__Task directions__.
Using the listing below, extract each line that has the word "矩阵模型" in it.

━━━━━━━━

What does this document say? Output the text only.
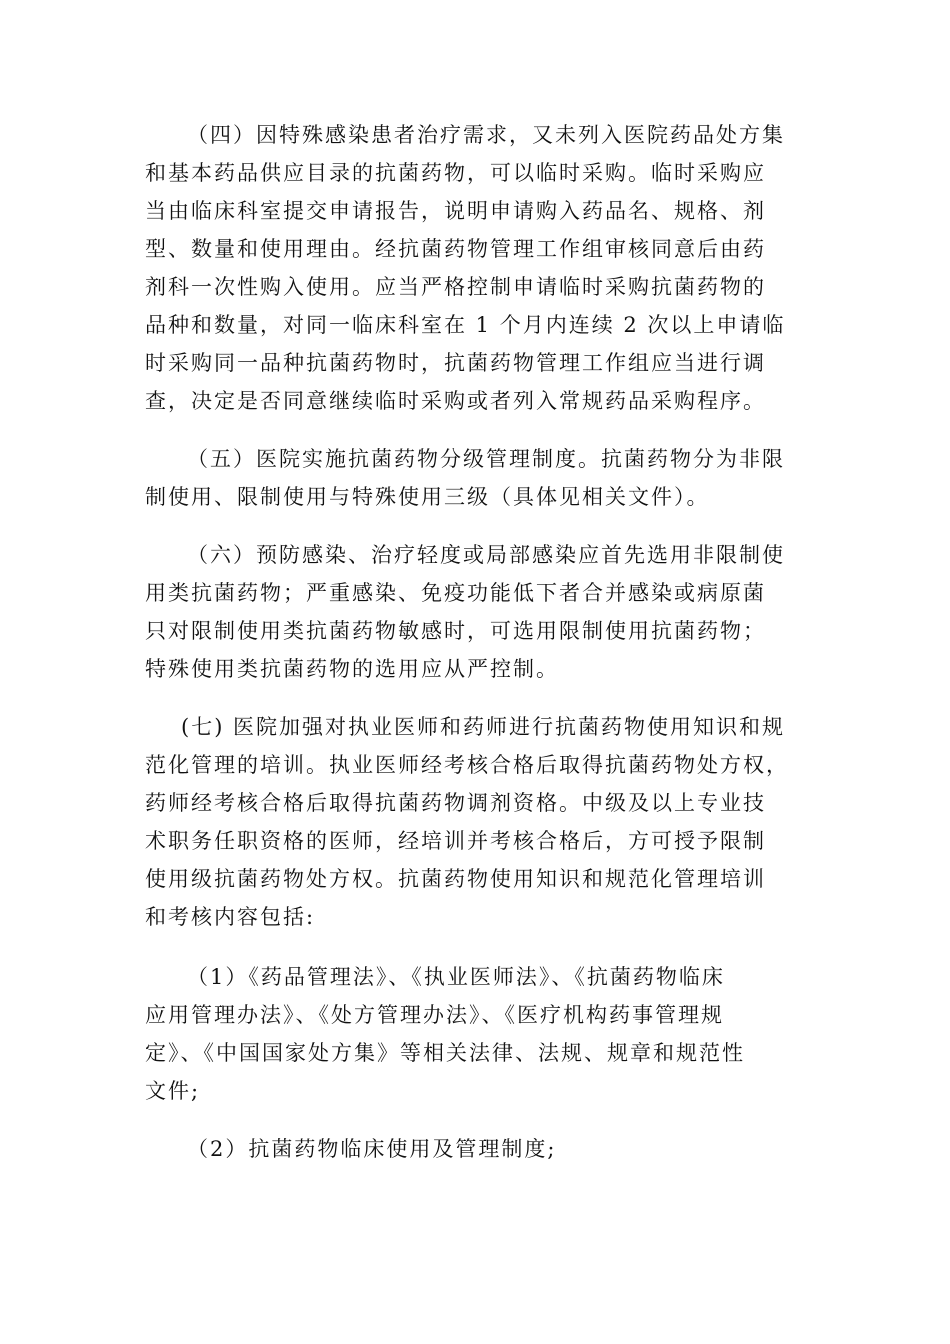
（四）因特殊感染患者治疗需求，又未列入医院药品处方集
和基本药品供应目录的抗菌药物，可以临时采购。临时采购应
当由临床科室提交申请报告，说明申请购入药品名、规格、剂
型、数量和使用理由。经抗菌药物管理工作组审核同意后由药
剂科一次性购入使用。应当严格控制申请临时采购抗菌药物的
品种和数量，对同一临床科室在 1 个月内连续 2 次以上申请临
时采购同一品种抗菌药物时，抗菌药物管理工作组应当进行调
查，决定是否同意继续临时采购或者列入常规药品采购程序。
（五）医院实施抗菌药物分级管理制度。抗菌药物分为非限
制使用、限制使用与特殊使用三级（具体见相关文件）。
（六）预防感染、治疗轻度或局部感染应首先选用非限制使
用类抗菌药物；严重感染、免疫功能低下者合并感染或病原菌
只对限制使用类抗菌药物敏感时，可选用限制使用抗菌药物；
特殊使用类抗菌药物的选用应从严控制。
(七) 医院加强对执业医师和药师进行抗菌药物使用知识和规
范化管理的培训。执业医师经考核合格后取得抗菌药物处方权，
药师经考核合格后取得抗菌药物调剂资格。中级及以上专业技
术职务任职资格的医师，经培训并考核合格后，方可授予限制
使用级抗菌药物处方权。抗菌药物使用知识和规范化管理培训
和考核内容包括:
（1）《药品管理法》、《执业医师法》、《抗菌药物临床
应用管理办法》、《处方管理办法》、《医疗机构药事管理规
定》、《中国国家处方集》等相关法律、法规、规章和规范性
文件;
（2）抗菌药物临床使用及管理制度;
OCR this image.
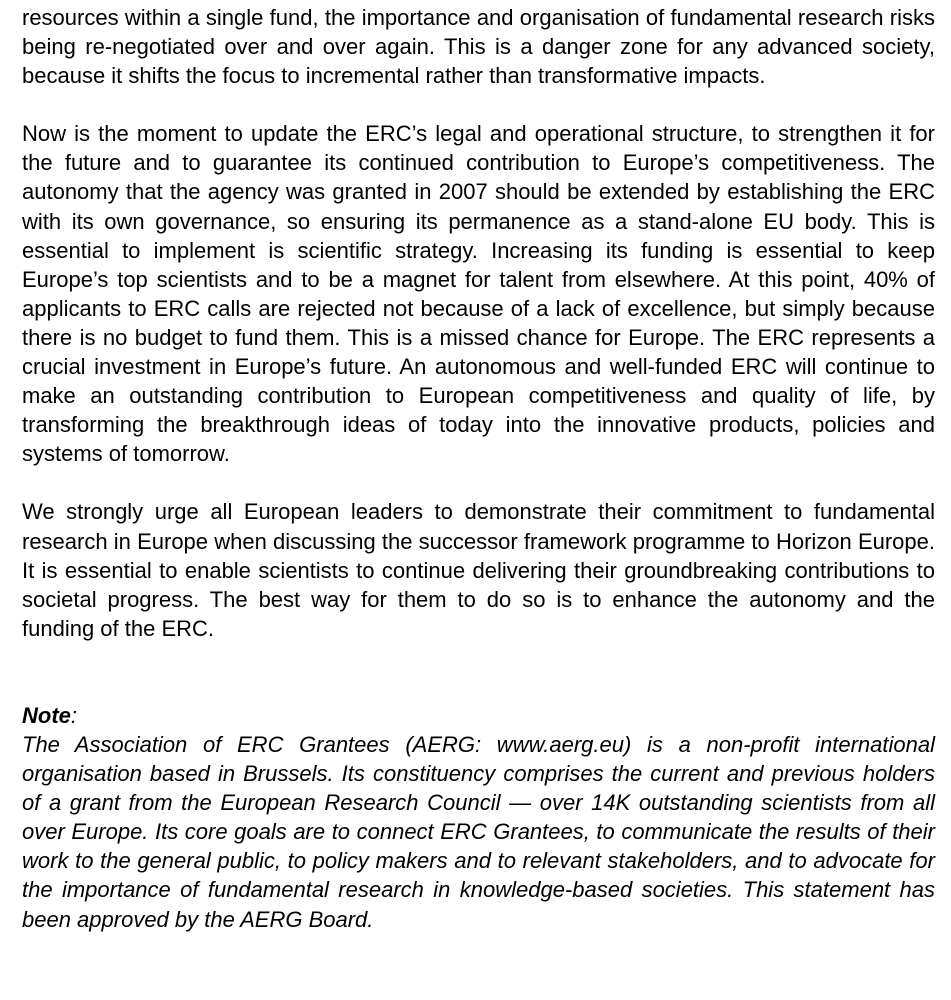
resources within a single fund, the importance and organisation of fundamental research risks being re-negotiated over and over again. This is a danger zone for any advanced society, because it shifts the focus to incremental rather than transformative impacts.

Now is the moment to update the ERC’s legal and operational structure, to strengthen it for the future and to guarantee its continued contribution to Europe’s competitiveness. The autonomy that the agency was granted in 2007 should be extended by establishing the ERC with its own governance, so ensuring its permanence as a stand-alone EU body. This is essential to implement is scientific strategy. Increasing its funding is essential to keep Europe’s top scientists and to be a magnet for talent from elsewhere. At this point, 40% of applicants to ERC calls are rejected not because of a lack of excellence, but simply because there is no budget to fund them. This is a missed chance for Europe. The ERC represents a crucial investment in Europe’s future. An autonomous and well-funded ERC will continue to make an outstanding contribution to European competitiveness and quality of life, by transforming the breakthrough ideas of today into the innovative products, policies and systems of tomorrow.

We strongly urge all European leaders to demonstrate their commitment to fundamental research in Europe when discussing the successor framework programme to Horizon Europe. It is essential to enable scientists to continue delivering their groundbreaking contributions to societal progress. The best way for them to do so is to enhance the autonomy and the funding of the ERC.

Note:

The Association of ERC Grantees (AERG: www.aerg.eu) is a non-profit international organisation based in Brussels. Its constituency comprises the current and previous holders of a grant from the European Research Council — over 14K outstanding scientists from all over Europe. Its core goals are to connect ERC Grantees, to communicate the results of their work to the general public, to policy makers and to relevant stakeholders, and to advocate for the importance of fundamental research in knowledge-based societies. This statement has been approved by the AERG Board.
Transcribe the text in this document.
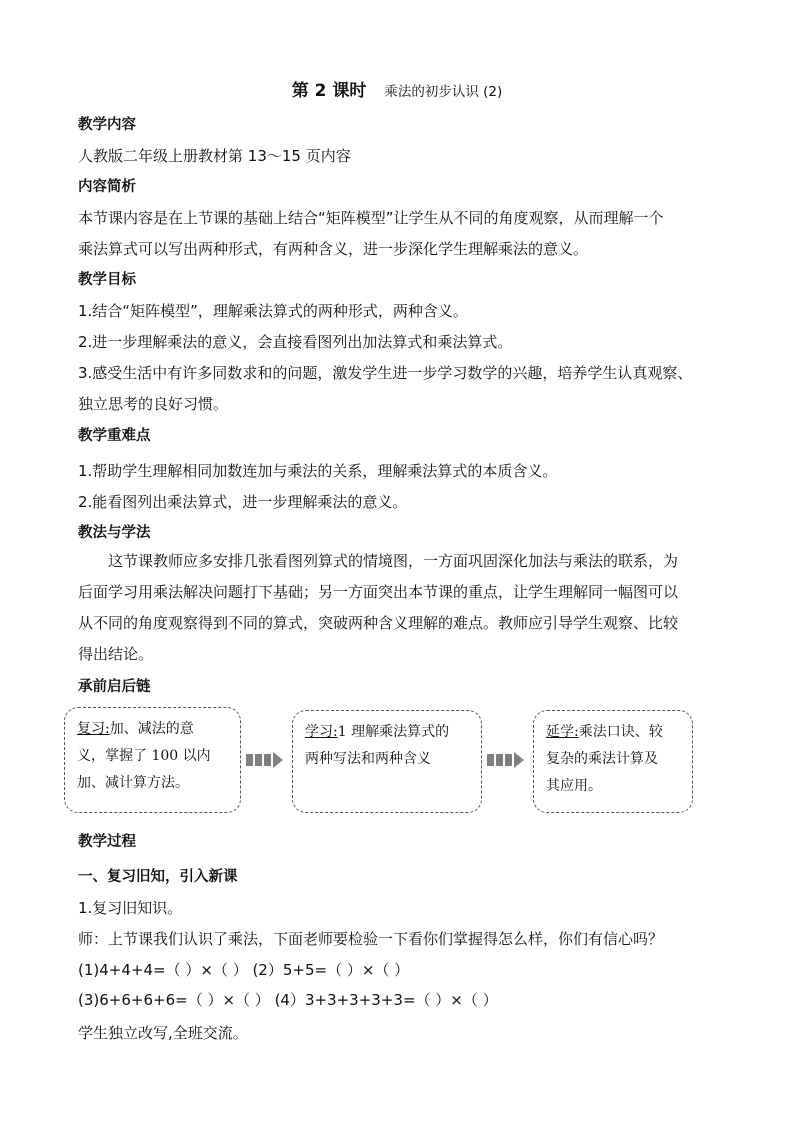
第 2 课时 乘法的初步认识 (2)
教学内容
人教版二年级上册教材第 13～15 页内容
内容简析
本节课内容是在上节课的基础上结合“矩阵模型”让学生从不同的角度观察，从而理解一个
乘法算式可以写出两种形式，有两种含义，进一步深化学生理解乘法的意义。
教学目标
1.结合“矩阵模型”，理解乘法算式的两种形式，两种含义。
2.进一步理解乘法的意义，会直接看图列出加法算式和乘法算式。
3.感受生活中有许多同数求和的问题，激发学生进一步学习数学的兴趣，培养学生认真观察、
独立思考的良好习惯。
教学重难点
1.帮助学生理解相同加数连加与乘法的关系，理解乘法算式的本质含义。
2.能看图列出乘法算式，进一步理解乘法的意义。
教法与学法
这节课教师应多安排几张看图列算式的情境图，一方面巩固深化加法与乘法的联系，为
后面学习用乘法解决问题打下基础；另一方面突出本节课的重点，让学生理解同一幅图可以
从不同的角度观察得到不同的算式，突破两种含义理解的难点。教师应引导学生观察、比较
得出结论。
承前启后链
复习:加、减法的意
义，掌握了 100 以内
加、减计算方法。
学习:1 理解乘法算式的
两种写法和两种含义
延学:乘法口诀、较
复杂的乘法计算及
其应用。
教学过程
一、复习旧知，引入新课
1.复习旧知识。
师：上节课我们认识了乘法，下面老师要检验一下看你们掌握得怎么样，你们有信心吗？
(1)4+4+4=（ ）×（ ） (2）5+5=（ ）×（ ）
(3)6+6+6+6=（ ）×（ ） (4）3+3+3+3+3=（ ）×（ ）
学生独立改写,全班交流。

━━━━━━━━

__The completed task__.
本节课内容是在上节课的基础上结合“矩阵模型”让学生从不同的角度观察，从而理解一个
1.结合“矩阵模型”，理解乘法算式的两种形式，两种含义。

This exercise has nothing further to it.